Textauszug
# Göttinger Polizei sucht Besitzer von wertvollem Mountainbike



## Dylan (21. November 2014)

> 21.11.2014 - 12:00
> Göttingen. Die Göttinger Polizei sucht den Besitzer eines hochwertigen Mountainbikes. Das Rad der Marke „haibike“ soll einen Neuwert von über 1000 Euro haben.
> 
> Es war kürzlich von Polizeibeamten bei einer Personenkontrolle sichergestellt worden. Derzeit liegt noch keine Anzeige eines möglichen Besitzers vor.
> ...









http://www.hna.de/lokales/goettinge...besitzer-wertvollem-mountainbike-4469799.html


----------



## JaWa1896 (25. November 2014)

Da fällt mir echt nix mehr zu ein!


----------



## MTB-News.de




----------



## noam (25. November 2014)

Na bei den meisten fängt hochwertig halt ab 500 Euro an. Sind ja nicht alle Menschen Fahrradnerds wie wir


----------



## luck01 (25. November 2014)

Sind hier nur noch Snobs unterwegs.

Auch für ein Haibike muss mancher lange sparen.


----------



## JaWa1896 (27. November 2014)

Ich musste auch lange auf meines Sparen... Aber mal ehrlich, dass Fahrrad auf dem Foto sieht nur wirklich absolut nicht hochwertig aus... eher wie Baumarkt... und wenn ich das Fahrrad google wird es irgendwo häufiger zum Kauf angeboten... für unter 500€...


----------



## JaWa1896 (27. November 2014)

Zu erledigende Aufgaben
A. Welchen Neuwert soll das Rad laut dem Thread zum sichergestellten Mountainbike haben?
B. Gib bitte an, ob die folgenden Aussagen mit dem Thread zum sichergestellten Mountainbike übereinstimmen, und belege jede Antwort mit den entscheidenden Worten daraus: (i) Das Rad wurde bei einer Personenkontrolle sichergestellt. (ii) Ein möglicher Besitzer hat bereits Anzeige erstattet. (iii) Laut noam beginnt „hochwertig“ für die meisten Menschen ab 1000 Euro.
C. Führe den Thread zum sichergestellten Mountainbike an der Stelle fort, an der er endet.

Gesammeltes Material
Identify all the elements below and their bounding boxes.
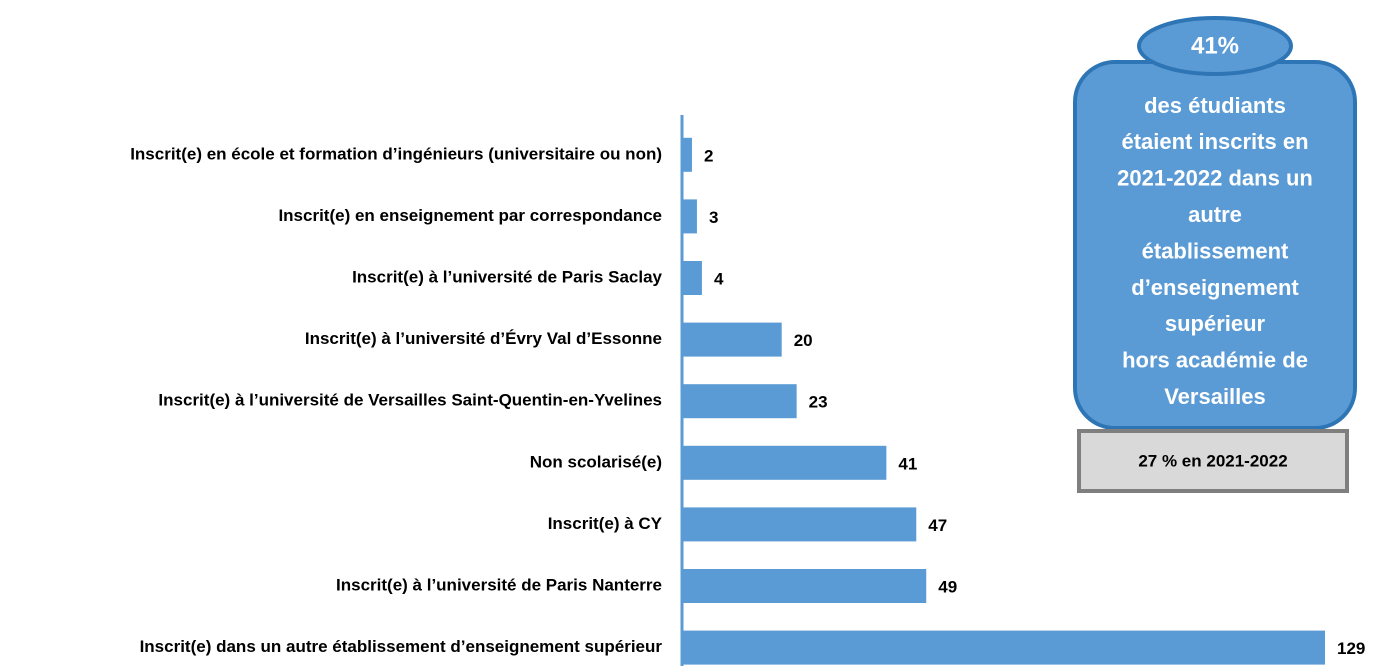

Liste der Antworten
A. Über 1000 Euro.

B.
(i) Ja: „Es war kürzlich von Polizeibeamten bei einer Personenkontrolle sichergestellt worden.“
(ii) Nein: „Derzeit liegt noch keine Anzeige eines möglichen Besitzers vor.“
(iii) Nein: „Na bei den meisten fängt hochwertig halt ab 500 Euro an.“

C.
und Hochwertig ist immernoch eine Definition von Komponenten und nicht vom Kaufpreis und die Komponenten sind minderwertig und nicht Hochwertig... so sehe ich das... und sicher nicht alleine... Diese Räder fallen schon beim anschauen auseinander... und sind häufig auch nicht verkehrssicher....


----------



## Dylan (27. November 2014)

> ...soll einen Neuwert von über 1000 Euro haben.





JaWa1896 schrieb:


> ... und die Komponenten sind minderwertig und nicht Hochwertig... so sehe ich das... und sicher nicht alleine...



Dann rufe doch bitte bei der Göttinger Polizei an (Rufnummer 0551/491-2115) und teile denen mit, dass sie nicht weiter nach dem Eigentümer suchen sollen, weil das Bike minderwertige Komponenten hat. Und überhaupt, sollen die beim nächsten Mal gefälligst erst ein Wertgutachten anfertigen lassen, bevor sie ein Rad als "hochwertig" bezeichnen!


----------



## JaWa1896 (27. November 2014)

So isses nicht gemeint... ich wollte nur mal meinen Standpunkt sagen... Mal davon abgesehen, dass es bei Fahrraddiebstählen bei der Wiederbeschaffung eine Erfolgsquote gibt, die gegen 0 geht... Die Fahrräder gehen doch gleich in andere Städte, wenn nicht sogar andere Länder...


----------



## luck01 (27. November 2014)

JaWa1896 schrieb:


> So isses nicht gemeint... ich wollte nur mal meinen Standpunkt sagen... Mal davon abgesehen, dass es bei Fahrraddiebstählen bei der Wiederbeschaffung eine Erfolgsquote gibt, die gegen 0 geht... Die Fahrräder gehen doch gleich in andere Städte, wenn nicht sogar andere Länder...



Wast bist Du denn für eine?  
Grundsätzlich sollten Du und wir alle froh darüber sein, dass die Polizei so aufmerksam ist. Etwas mehr Respekt anderen
gegenüber würde Dir sicherlich sehr gut stehen.
Nicht jeder bekommt sein Mtb von anderen gesponsert. Das schöne am Radsport ist, dass man auch
mit mäßigen Material ziemlich schnell sein kann. In der Regel entscheiden die Beine und nicht das Material.

Spätestens wenn Dein Rad geklaut wurde, bist Du über jede Unterstützung für die Wiederbeschaffung dankbar.


----------



## Dylan (27. November 2014)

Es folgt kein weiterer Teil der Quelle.